Without omitting anything, retype the data that follows.

__Records for processing__
>>>>

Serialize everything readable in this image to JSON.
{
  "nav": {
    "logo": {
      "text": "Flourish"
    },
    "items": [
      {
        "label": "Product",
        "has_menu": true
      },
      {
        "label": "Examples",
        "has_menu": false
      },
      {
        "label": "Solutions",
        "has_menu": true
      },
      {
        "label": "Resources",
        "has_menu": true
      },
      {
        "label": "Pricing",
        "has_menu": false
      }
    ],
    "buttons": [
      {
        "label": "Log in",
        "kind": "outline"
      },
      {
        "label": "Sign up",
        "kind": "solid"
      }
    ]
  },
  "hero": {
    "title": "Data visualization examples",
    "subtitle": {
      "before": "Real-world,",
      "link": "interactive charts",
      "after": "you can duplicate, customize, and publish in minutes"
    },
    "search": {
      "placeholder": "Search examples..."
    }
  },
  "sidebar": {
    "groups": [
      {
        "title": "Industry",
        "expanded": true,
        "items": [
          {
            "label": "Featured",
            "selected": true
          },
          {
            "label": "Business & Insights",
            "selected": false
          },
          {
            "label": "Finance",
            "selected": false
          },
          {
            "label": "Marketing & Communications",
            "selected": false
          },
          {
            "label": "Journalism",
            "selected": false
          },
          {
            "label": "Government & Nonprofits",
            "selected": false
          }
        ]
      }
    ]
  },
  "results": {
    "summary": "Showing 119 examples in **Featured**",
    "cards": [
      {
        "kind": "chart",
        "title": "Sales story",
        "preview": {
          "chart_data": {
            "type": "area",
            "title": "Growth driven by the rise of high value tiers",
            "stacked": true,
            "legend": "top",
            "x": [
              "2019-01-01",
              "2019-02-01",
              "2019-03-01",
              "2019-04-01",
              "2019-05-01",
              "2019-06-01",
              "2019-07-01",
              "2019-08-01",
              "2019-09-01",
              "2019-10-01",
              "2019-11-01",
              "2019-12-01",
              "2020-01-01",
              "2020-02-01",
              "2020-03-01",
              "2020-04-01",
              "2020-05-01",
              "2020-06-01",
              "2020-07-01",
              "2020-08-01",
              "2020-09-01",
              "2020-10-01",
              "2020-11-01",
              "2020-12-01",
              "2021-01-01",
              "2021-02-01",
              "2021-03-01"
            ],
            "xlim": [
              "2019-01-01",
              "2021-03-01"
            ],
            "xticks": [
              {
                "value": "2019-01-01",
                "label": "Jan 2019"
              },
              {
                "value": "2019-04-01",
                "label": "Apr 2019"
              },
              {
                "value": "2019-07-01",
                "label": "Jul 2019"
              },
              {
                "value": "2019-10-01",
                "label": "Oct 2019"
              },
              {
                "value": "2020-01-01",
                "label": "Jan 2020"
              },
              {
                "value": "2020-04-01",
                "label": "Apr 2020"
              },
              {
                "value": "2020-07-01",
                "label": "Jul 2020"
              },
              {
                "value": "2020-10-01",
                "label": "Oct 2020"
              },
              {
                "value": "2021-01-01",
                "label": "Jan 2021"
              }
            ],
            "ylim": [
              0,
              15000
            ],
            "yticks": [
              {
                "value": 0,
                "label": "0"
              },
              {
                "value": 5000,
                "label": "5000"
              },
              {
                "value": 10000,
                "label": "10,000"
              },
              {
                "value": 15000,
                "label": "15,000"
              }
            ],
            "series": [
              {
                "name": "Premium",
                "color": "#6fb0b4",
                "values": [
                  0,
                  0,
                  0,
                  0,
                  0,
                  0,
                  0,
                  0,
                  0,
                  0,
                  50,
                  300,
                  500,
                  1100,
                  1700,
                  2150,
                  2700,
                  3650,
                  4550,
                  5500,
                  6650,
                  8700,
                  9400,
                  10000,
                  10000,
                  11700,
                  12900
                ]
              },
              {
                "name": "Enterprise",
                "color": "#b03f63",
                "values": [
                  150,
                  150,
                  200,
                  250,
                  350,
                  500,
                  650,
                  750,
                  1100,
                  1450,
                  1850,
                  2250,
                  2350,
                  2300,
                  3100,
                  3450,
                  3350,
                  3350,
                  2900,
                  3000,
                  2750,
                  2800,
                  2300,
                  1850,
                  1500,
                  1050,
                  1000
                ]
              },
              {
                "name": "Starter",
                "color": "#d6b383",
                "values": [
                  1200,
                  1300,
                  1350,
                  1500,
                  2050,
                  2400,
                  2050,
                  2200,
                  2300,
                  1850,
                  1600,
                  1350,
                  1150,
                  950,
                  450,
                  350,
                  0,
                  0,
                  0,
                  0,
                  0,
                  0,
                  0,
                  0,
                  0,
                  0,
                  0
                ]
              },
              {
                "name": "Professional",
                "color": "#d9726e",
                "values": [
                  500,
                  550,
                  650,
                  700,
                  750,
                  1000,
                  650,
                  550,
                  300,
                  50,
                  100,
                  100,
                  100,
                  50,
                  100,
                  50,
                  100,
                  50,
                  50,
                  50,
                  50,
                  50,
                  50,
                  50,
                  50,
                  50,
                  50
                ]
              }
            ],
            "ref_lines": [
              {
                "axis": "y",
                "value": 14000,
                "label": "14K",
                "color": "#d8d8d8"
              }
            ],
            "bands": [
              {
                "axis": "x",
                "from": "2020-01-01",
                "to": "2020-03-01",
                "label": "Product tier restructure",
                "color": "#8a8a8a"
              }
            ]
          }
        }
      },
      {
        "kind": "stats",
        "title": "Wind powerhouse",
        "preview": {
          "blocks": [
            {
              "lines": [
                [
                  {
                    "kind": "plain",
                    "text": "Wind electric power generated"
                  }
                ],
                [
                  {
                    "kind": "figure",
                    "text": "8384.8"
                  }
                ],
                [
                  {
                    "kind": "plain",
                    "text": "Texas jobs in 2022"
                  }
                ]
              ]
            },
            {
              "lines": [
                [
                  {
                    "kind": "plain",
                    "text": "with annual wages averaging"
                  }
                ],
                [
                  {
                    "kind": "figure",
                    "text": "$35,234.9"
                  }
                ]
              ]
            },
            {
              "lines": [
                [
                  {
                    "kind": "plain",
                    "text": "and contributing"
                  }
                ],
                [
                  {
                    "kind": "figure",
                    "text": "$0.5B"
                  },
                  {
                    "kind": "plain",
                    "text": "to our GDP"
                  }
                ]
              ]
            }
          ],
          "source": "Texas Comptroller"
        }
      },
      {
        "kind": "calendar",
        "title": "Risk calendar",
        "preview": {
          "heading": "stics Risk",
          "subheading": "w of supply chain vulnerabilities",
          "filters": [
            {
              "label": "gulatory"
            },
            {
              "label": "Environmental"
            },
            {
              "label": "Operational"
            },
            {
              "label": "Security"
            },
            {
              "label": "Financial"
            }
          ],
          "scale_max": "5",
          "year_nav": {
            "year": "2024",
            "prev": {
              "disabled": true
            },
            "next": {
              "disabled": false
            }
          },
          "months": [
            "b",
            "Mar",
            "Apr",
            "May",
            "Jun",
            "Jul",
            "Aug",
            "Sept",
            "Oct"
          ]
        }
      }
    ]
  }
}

<<<<

__Solution to this problem__
Serialize everything readable in this image to JSON.
{
  "nav": {
    "logo": {
      "text": "Flourish"
    },
    "items": [
      {
        "label": "Product",
        "has_menu": true
      },
      {
        "label": "Examples",
        "has_menu": false
      },
      {
        "label": "Solutions",
        "has_menu": true
      },
      {
        "label": "Resources",
        "has_menu": true
      },
      {
        "label": "Pricing",
        "has_menu": false
      }
    ],
    "buttons": [
      {
        "label": "Log in",
        "kind": "outline"
      },
      {
        "label": "Sign up",
        "kind": "solid"
      }
    ]
  },
  "hero": {
    "title": "Data visualization examples",
    "subtitle": {
      "before": "Real-world,",
      "link": "interactive charts",
      "after": "you can duplicate, customize, and publish in minutes"
    },
    "search": {
      "placeholder": "Search examples..."
    }
  },
  "sidebar": {
    "groups": [
      {
        "title": "Industry",
        "expanded": true,
        "items": [
          {
            "label": "Featured",
            "selected": true
          },
          {
            "label": "Business & Insights",
            "selected": false
          },
          {
            "label": "Finance",
            "selected": false
          },
          {
            "label": "Marketing & Communications",
            "selected": false
          },
          {
            "label": "Journalism",
            "selected": false
          },
          {
            "label": "Government & Nonprofits",
            "selected": false
          }
        ]
      }
    ]
  },
  "results": {
    "summary": "Showing 119 examples in **Featured**",
    "cards": [
      {
        "kind": "chart",
        "title": "Sales story",
        "preview": {
          "chart_data": {
            "type": "area",
            "title": "Growth driven by the rise of high value tiers",
            "stacked": true,
            "legend": "top",
            "x": [
              "2019-01-01",
              "2019-02-01",
              "2019-03-01",
              "2019-04-01",
              "2019-05-01",
              "2019-06-01",
              "2019-07-01",
              "2019-08-01",
              "2019-09-01",
              "2019-10-01",
              "2019-11-01",
              "2019-12-01",
              "2020-01-01",
              "2020-02-01",
              "2020-03-01",
              "2020-04-01",
              "2020-05-01",
              "2020-06-01",
              "2020-07-01",
              "2020-08-01",
              "2020-09-01",
              "2020-10-01",
              "2020-11-01",
              "2020-12-01",
              "2021-01-01",
              "2021-02-01",
              "2021-03-01"
            ],
            "xlim": [
              "2019-01-01",
              "2021-03-01"
            ],
            "xticks": [
              {
                "value": "2019-01-01",
                "label": "Jan 2019"
              },
              {
                "value": "2019-04-01",
                "label": "Apr 2019"
              },
              {
                "value": "2019-07-01",
                "label": "Jul 2019"
              },
              {
                "value": "2019-10-01",
                "label": "Oct 2019"
              },
              {
                "value": "2020-01-01",
                "label": "Jan 2020"
              },
              {
                "value": "2020-04-01",
                "label": "Apr 2020"
              },
              {
                "value": "2020-07-01",
                "label": "Jul 2020"
              },
              {
                "value": "2020-10-01",
                "label": "Oct 2020"
              },
              {
                "value": "2021-01-01",
                "label": "Jan 2021"
              }
            ],
            "ylim": [
              0,
              15000
            ],
            "yticks": [
              {
                "value": 0,
                "label": "0"
              },
              {
                "value": 5000,
                "label": "5000"
              },
              {
                "value": 10000,
                "label": "10,000"
              },
              {
                "value": 15000,
                "label": "15,000"
              }
            ],
            "series": [
              {
                "name": "Premium",
                "color": "#6fb0b4",
                "values": [
                  0,
                  0,
                  0,
                  0,
                  0,
                  0,
                  0,
                  0,
                  0,
                  0,
                  50,
                  300,
                  500,
                  1100,
                  1700,
                  2150,
                  2700,
                  3650,
                  4550,
                  5500,
                  6650,
                  8700,
                  9400,
                  10000,
                  10000,
                  11700,
                  12900
                ]
              },
              {
                "name": "Enterprise",
                "color": "#b03f63",
                "values": [
                  150,
                  150,
                  200,
                  250,
                  350,
                  500,
                  650,
                  750,
                  1100,
                  1450,
                  1850,
                  2250,
                  2350,
                  2300,
                  3100,
                  3450,
                  3350,
                  3350,
                  2900,
                  3000,
                  2750,
                  2800,
                  2300,
                  1850,
                  1500,
                  1050,
                  1000
                ]
              },
              {
                "name": "Starter",
                "color": "#d6b383",
                "values": [
                  1200,
                  1300,
                  1350,
                  1500,
                  2050,
                  2400,
                  2050,
                  2200,
                  2300,
                  1850,
                  1600,
                  1350,
                  1150,
                  950,
                  450,
                  350,
                  0,
                  0,
                  0,
                  0,
                  0,
                  0,
                  0,
                  0,
                  0,
                  0,
                  0
                ]
              },
              {
                "name": "Professional",
                "color": "#d9726e",
                "values": [
                  500,
                  550,
                  650,
                  700,
                  750,
                  1000,
                  650,
                  550,
                  300,
                  50,
                  100,
                  100,
                  100,
                  50,
                  100,
                  50,
                  100,
                  50,
                  50,
                  50,
                  50,
                  50,
                  50,
                  50,
                  50,
                  50,
                  50
                ]
              }
            ],
            "ref_lines": [
              {
                "axis": "y",
                "value": 14000,
                "label": "14K",
                "color": "#d8d8d8"
              }
            ],
            "bands": [
              {
                "axis": "x",
                "from": "2020-01-01",
                "to": "2020-03-01",
                "label": "Product tier restructure",
                "color": "#8a8a8a"
              }
            ]
          }
        }
      },
      {
        "kind": "stats",
        "title": "Wind powerhouse",
        "preview": {
          "blocks": [
            {
              "lines": [
                [
                  {
                    "kind": "plain",
                    "text": "Wind electric power generated"
                  }
                ],
                [
                  {
                    "kind": "figure",
                    "text": "8384.8"
                  }
                ],
                [
                  {
                    "kind": "plain",
                    "text": "Texas jobs in 2022"
                  }
                ]
              ]
            },
            {
              "lines": [
                [
                  {
                    "kind": "plain",
                    "text": "with annual wages averaging"
                  }
                ],
                [
                  {
                    "kind": "figure",
                    "text": "$35,234.9"
                  }
                ]
              ]
            },
            {
              "lines": [
                [
                  {
                    "kind": "plain",
                    "text": "and contributing"
                  }
                ],
                [
                  {
                    "kind": "figure",
                    "text": "$0.5B"
                  },
                  {
                    "kind": "plain",
                    "text": "to our GDP"
                  }
                ]
              ]
            }
          ],
          "source": "Texas Comptroller"
        }
      },
      {
        "kind": "calendar",
        "title": "Risk calendar",
        "preview": {
          "heading": "stics Risk",
          "subheading": "w of supply chain vulnerabilities",
          "filters": [
            {
              "label": "gulatory"
            },
            {
              "label": "Environmental"
            },
            {
              "label": "Operational"
            },
            {
              "label": "Security"
            },
            {
              "label": "Financial"
            }
          ],
          "scale_max": "5",
          "year_nav": {
            "year": "2024",
            "prev": {
              "disabled": true
            },
            "next": {
              "disabled": false
            }
          },
          "months": [
            "b",
            "Mar",
            "Apr",
            "May",
            "Jun",
            "Jul",
            "Aug",
            "Sept",
            "Oct"
          ]
        }
      }
    ]
  }
}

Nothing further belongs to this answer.